*Prompt*. Only the number is wanted: how many lines contain the word "fontke"?

_ _ _ _

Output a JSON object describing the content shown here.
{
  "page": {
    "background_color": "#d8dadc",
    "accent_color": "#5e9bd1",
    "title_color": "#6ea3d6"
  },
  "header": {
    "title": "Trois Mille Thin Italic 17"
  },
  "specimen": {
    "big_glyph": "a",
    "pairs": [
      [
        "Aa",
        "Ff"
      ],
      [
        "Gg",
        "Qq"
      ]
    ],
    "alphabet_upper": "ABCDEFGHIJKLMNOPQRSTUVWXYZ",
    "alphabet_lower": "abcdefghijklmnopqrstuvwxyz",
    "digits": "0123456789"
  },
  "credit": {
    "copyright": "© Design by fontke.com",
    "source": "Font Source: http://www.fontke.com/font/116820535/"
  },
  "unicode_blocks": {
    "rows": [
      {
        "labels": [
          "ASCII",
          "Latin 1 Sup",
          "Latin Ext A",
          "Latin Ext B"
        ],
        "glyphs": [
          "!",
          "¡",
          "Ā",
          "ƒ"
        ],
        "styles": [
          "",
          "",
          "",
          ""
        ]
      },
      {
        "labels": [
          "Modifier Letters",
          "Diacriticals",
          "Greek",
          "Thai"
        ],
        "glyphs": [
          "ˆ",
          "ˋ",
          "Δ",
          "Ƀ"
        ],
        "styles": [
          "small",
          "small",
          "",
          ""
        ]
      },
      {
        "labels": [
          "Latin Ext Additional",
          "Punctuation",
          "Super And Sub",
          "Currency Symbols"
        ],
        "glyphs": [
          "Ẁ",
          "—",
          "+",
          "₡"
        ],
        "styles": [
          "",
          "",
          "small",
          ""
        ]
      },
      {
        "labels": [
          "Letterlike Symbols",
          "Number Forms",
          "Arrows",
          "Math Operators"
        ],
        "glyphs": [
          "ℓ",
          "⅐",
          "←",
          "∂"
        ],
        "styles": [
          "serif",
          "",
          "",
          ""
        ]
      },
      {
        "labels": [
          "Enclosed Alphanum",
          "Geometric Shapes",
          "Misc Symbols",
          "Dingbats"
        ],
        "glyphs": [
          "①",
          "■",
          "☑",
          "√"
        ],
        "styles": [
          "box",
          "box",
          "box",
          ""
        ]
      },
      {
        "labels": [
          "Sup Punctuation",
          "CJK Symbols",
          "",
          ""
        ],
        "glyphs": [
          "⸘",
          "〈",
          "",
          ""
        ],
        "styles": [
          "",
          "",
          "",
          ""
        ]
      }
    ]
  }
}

_ _ _ _

*Solution for this problem*. 2